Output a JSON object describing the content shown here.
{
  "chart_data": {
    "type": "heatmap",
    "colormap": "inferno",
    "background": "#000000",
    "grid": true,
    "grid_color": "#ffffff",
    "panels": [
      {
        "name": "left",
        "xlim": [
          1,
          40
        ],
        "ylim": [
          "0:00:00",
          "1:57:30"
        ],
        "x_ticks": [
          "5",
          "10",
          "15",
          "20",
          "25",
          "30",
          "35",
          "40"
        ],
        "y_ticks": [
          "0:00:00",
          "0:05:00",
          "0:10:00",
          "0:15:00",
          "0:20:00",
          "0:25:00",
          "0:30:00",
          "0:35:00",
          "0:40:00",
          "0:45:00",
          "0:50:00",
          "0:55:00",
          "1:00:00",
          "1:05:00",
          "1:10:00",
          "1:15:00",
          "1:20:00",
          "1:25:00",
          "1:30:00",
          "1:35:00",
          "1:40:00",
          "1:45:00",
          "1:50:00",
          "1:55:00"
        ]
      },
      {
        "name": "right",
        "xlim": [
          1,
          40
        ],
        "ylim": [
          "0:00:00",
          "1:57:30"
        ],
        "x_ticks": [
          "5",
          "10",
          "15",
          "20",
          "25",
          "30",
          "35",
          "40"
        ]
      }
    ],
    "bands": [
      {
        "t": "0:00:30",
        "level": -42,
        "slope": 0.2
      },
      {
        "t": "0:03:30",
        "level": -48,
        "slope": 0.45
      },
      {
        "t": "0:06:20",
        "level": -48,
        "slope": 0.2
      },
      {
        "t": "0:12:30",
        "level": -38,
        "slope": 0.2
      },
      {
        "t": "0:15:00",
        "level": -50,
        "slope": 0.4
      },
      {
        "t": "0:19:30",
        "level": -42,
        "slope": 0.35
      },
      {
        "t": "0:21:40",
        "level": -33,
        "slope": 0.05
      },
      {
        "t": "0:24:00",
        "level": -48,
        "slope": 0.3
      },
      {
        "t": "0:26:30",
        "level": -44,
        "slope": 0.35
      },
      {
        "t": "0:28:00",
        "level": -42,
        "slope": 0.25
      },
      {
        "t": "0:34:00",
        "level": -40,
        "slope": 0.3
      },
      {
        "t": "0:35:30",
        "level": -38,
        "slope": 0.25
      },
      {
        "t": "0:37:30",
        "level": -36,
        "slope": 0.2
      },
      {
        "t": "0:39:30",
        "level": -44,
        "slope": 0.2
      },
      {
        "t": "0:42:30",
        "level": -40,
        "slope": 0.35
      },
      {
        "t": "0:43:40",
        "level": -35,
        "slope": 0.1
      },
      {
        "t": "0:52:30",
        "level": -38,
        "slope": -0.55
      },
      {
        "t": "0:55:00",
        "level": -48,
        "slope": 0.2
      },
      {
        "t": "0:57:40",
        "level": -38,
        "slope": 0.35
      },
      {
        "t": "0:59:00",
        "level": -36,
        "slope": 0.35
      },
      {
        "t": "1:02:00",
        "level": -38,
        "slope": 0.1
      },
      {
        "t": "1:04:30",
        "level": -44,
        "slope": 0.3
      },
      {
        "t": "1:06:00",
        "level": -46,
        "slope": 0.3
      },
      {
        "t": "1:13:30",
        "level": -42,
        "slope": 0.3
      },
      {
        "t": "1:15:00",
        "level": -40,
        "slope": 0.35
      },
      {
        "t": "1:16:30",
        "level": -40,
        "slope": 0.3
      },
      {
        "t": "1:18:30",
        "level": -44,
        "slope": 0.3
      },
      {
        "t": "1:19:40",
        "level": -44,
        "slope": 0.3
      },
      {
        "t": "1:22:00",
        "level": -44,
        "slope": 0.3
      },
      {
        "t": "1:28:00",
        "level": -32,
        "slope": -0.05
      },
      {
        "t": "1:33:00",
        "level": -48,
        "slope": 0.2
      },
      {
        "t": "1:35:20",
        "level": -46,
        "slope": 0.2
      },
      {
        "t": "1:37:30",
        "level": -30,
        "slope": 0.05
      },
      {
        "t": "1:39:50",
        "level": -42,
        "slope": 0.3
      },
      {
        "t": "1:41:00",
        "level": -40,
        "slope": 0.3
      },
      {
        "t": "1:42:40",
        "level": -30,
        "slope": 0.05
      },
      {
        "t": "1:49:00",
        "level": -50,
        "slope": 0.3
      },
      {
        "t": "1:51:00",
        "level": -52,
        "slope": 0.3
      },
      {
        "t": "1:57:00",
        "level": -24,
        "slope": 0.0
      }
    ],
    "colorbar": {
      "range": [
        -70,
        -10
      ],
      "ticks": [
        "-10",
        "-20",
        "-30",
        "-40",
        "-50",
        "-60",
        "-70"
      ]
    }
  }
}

### Task objective
Type out the material again exactly as presented.

### Solution
Output a JSON object describing the content shown here.
{
  "chart_data": {
    "type": "heatmap",
    "colormap": "inferno",
    "background": "#000000",
    "grid": true,
    "grid_color": "#ffffff",
    "panels": [
      {
        "name": "left",
        "xlim": [
          1,
          40
        ],
        "ylim": [
          "0:00:00",
          "1:57:30"
        ],
        "x_ticks": [
          "5",
          "10",
          "15",
          "20",
          "25",
          "30",
          "35",
          "40"
        ],
        "y_ticks": [
          "0:00:00",
          "0:05:00",
          "0:10:00",
          "0:15:00",
          "0:20:00",
          "0:25:00",
          "0:30:00",
          "0:35:00",
          "0:40:00",
          "0:45:00",
          "0:50:00",
          "0:55:00",
          "1:00:00",
          "1:05:00",
          "1:10:00",
          "1:15:00",
          "1:20:00",
          "1:25:00",
          "1:30:00",
          "1:35:00",
          "1:40:00",
          "1:45:00",
          "1:50:00",
          "1:55:00"
        ]
      },
      {
        "name": "right",
        "xlim": [
          1,
          40
        ],
        "ylim": [
          "0:00:00",
          "1:57:30"
        ],
        "x_ticks": [
          "5",
          "10",
          "15",
          "20",
          "25",
          "30",
          "35",
          "40"
        ]
      }
    ],
    "bands": [
      {
        "t": "0:00:30",
        "level": -42,
        "slope": 0.2
      },
      {
        "t": "0:03:30",
        "level": -48,
        "slope": 0.45
      },
      {
        "t": "0:06:20",
        "level": -48,
        "slope": 0.2
      },
      {
        "t": "0:12:30",
        "level": -38,
        "slope": 0.2
      },
      {
        "t": "0:15:00",
        "level": -50,
        "slope": 0.4
      },
      {
        "t": "0:19:30",
        "level": -42,
        "slope": 0.35
      },
      {
        "t": "0:21:40",
        "level": -33,
        "slope": 0.05
      },
      {
        "t": "0:24:00",
        "level": -48,
        "slope": 0.3
      },
      {
        "t": "0:26:30",
        "level": -44,
        "slope": 0.35
      },
      {
        "t": "0:28:00",
        "level": -42,
        "slope": 0.25
      },
      {
        "t": "0:34:00",
        "level": -40,
        "slope": 0.3
      },
      {
        "t": "0:35:30",
        "level": -38,
        "slope": 0.25
      },
      {
        "t": "0:37:30",
        "level": -36,
        "slope": 0.2
      },
      {
        "t": "0:39:30",
        "level": -44,
        "slope": 0.2
      },
      {
        "t": "0:42:30",
        "level": -40,
        "slope": 0.35
      },
      {
        "t": "0:43:40",
        "level": -35,
        "slope": 0.1
      },
      {
        "t": "0:52:30",
        "level": -38,
        "slope": -0.55
      },
      {
        "t": "0:55:00",
        "level": -48,
        "slope": 0.2
      },
      {
        "t": "0:57:40",
        "level": -38,
        "slope": 0.35
      },
      {
        "t": "0:59:00",
        "level": -36,
        "slope": 0.35
      },
      {
        "t": "1:02:00",
        "level": -38,
        "slope": 0.1
      },
      {
        "t": "1:04:30",
        "level": -44,
        "slope": 0.3
      },
      {
        "t": "1:06:00",
        "level": -46,
        "slope": 0.3
      },
      {
        "t": "1:13:30",
        "level": -42,
        "slope": 0.3
      },
      {
        "t": "1:15:00",
        "level": -40,
        "slope": 0.35
      },
      {
        "t": "1:16:30",
        "level": -40,
        "slope": 0.3
      },
      {
        "t": "1:18:30",
        "level": -44,
        "slope": 0.3
      },
      {
        "t": "1:19:40",
        "level": -44,
        "slope": 0.3
      },
      {
        "t": "1:22:00",
        "level": -44,
        "slope": 0.3
      },
      {
        "t": "1:28:00",
        "level": -32,
        "slope": -0.05
      },
      {
        "t": "1:33:00",
        "level": -48,
        "slope": 0.2
      },
      {
        "t": "1:35:20",
        "level": -46,
        "slope": 0.2
      },
      {
        "t": "1:37:30",
        "level": -30,
        "slope": 0.05
      },
      {
        "t": "1:39:50",
        "level": -42,
        "slope": 0.3
      },
      {
        "t": "1:41:00",
        "level": -40,
        "slope": 0.3
      },
      {
        "t": "1:42:40",
        "level": -30,
        "slope": 0.05
      },
      {
        "t": "1:49:00",
        "level": -50,
        "slope": 0.3
      },
      {
        "t": "1:51:00",
        "level": -52,
        "slope": 0.3
      },
      {
        "t": "1:57:00",
        "level": -24,
        "slope": 0.0
      }
    ],
    "colorbar": {
      "range": [
        -70,
        -10
      ],
      "ticks": [
        "-10",
        "-20",
        "-30",
        "-40",
        "-50",
        "-60",
        "-70"
      ]
    }
  }
}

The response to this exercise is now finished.